# Document section
· · ·

The House Committee on Science, Space & Technology is thinking about
legislation that would lay down the rules for the Federal Government
with respect to encryption standards.  On July 13, they released
a draft bill, which hasn't been introduced as legislation; they are just
passing it around for comment.  

The draft bill is available at ftp://ftp.eff.org/pub/EFF/Legislation/
Bills_by_name/encryption_standards_procedures_94_bill.draft.  The draft
has both good and bad ideas in it.

But I'm writing to you to ask for ideas on what the RIGHT bill would
be.  Perhaps there should be no legislation about this at all.
Perhaps there should be tight controls on encryption standards.  There
are a myriad of possible positions and side issues, like how would you
enforce such a bill?  What rights of public input and information
should there be?  How can the public prevent a rerun of Clipper, in
which all the public input was accepted but ignored?  What standards
should the encryption algorithms themselves meet?  Should these
standards be mandatory for the federal govt?  States?  Banks?  The
public?  Simply guidelines for voluntary use?  Should anyone be liable
if a standard, relied upon, is broken?  Was known to be broken when
proposed?  If keys were released which violate someone's rights?  If
keys were stolen through inadequate security?  Should there be tight
procedures for escrowed encryption standards, but fewer controls on
non-escrowed standards?  What level of risk is acceptable in producing
encryption standards?  Should standards always be public, or can they
be trade secret and/or classified?  Must they be public domain, or can
they be proprietary?  Can NSA control a standard, or should some other
agency?  Should the people at NSA working on standards for
non-classified use be available to the FOIA process, or can they
remain behind the NSA's FOIA shield law?  Must standardized encryption
be exportable?  Can export controls be based on non-public standards
like RC2?  Can a standard be adopted over the objection of NSA?  Can a
standard be adopted which increases the privacy, security, or
accountability of the public even though it decreases the NSA's or
FBI's ability to wiretap?  Etc.

Encryption standards range from algorithms (DES), to protocols (Secure
IP, digital cash), to verification criteria (DES validation), to
procedural issues (Clipper key access, creation and programming of
Clipper chips).  I've probably forgotten a few.

So, please don't take the current draft as a starting point.  Tell me
what you think the legislation OUGHT to cover, and why.  EFF will be
talking to the committee over the next weeks and years.  You can too,
if you want; Tony Clark is the staff member who released the draft.
I'm more interested in ideas -- "what might we be forgetting" -- than
in detailed legislative language or anything like that.

Thanks!  The brainstorming that the net and the Cypherpunks did about
Clipper issues raised issues that continue to be troublesome and
useful.  I'm hoping that we can do a similar job for issues related to
encryption standards in general.  Feel free to forward this message to
other interested parties.

I recommend sending ideas directly to me (gnu@toad.com); I will
summarize the results.  CC to cypherpunks@toad.com, sci.crypt, RISKS,
or elsewhere, if you think it's worthwhile for the larger community to
discuss your suggestions in detail rather than as part of discussing
and elaborating the resulting summary of issues.

· · ·

# Raw data
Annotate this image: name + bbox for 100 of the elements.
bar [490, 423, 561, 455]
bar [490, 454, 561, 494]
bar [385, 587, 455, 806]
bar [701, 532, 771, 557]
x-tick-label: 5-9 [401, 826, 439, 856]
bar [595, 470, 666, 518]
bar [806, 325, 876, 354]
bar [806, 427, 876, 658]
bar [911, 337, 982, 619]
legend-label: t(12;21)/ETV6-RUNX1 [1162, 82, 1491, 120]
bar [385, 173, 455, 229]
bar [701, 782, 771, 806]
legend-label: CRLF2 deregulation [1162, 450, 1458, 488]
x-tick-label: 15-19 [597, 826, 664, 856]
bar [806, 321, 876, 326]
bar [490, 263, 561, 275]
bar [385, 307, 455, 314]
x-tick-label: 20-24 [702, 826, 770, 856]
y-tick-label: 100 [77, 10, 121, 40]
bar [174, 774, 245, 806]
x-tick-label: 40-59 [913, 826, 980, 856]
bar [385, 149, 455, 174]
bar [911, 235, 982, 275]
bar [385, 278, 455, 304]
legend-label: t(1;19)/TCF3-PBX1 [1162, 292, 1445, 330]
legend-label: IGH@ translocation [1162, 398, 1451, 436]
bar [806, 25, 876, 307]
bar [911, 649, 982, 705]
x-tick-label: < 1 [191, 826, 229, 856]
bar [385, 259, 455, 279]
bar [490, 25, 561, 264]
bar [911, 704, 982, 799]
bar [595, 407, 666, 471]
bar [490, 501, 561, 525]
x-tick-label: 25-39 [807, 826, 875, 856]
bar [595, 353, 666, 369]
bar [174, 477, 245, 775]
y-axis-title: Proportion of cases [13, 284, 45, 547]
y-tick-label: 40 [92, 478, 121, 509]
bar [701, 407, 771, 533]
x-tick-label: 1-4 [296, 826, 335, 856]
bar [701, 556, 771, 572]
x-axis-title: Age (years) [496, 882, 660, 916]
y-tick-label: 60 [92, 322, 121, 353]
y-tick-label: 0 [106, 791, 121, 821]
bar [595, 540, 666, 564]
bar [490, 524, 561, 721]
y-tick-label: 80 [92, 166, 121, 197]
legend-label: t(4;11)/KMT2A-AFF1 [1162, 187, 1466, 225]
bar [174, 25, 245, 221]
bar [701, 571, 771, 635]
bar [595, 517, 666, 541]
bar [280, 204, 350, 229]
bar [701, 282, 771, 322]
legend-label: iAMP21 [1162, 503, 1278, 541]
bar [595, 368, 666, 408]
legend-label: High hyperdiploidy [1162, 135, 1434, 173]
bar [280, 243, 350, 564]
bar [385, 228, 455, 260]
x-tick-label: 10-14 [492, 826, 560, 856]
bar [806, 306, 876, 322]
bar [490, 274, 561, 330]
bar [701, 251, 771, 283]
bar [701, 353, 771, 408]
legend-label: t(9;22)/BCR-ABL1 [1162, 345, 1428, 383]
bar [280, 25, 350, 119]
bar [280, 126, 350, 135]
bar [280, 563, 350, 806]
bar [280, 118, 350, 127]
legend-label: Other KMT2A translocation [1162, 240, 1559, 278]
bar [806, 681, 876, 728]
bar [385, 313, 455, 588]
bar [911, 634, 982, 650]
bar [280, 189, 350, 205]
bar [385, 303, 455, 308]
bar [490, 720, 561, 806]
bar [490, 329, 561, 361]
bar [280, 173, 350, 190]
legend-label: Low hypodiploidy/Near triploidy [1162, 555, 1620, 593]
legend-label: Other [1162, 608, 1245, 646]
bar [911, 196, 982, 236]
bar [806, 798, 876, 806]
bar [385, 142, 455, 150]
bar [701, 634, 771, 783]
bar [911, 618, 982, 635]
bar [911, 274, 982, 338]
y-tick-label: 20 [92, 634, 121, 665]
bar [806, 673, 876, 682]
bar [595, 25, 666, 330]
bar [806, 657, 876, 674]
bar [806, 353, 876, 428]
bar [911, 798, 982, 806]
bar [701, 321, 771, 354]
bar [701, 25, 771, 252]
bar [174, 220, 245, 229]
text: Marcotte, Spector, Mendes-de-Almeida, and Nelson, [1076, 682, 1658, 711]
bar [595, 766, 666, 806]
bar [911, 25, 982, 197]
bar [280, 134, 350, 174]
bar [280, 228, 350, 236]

· · ·

# Work instruction
In the message on encryption standards legislation, turn the paragraph that begins "Encryption standards range from" into a bulleted list and keep its examples.

# Response to this task
Encryption standards include:
- Algorithms (DES)
- Protocols (Secure IP, digital cash)
- Verification criteria (DES validation)
- Procedural issues (Clipper key access, creation and programming of Clipper chips)
- Possibly a few other kinds not named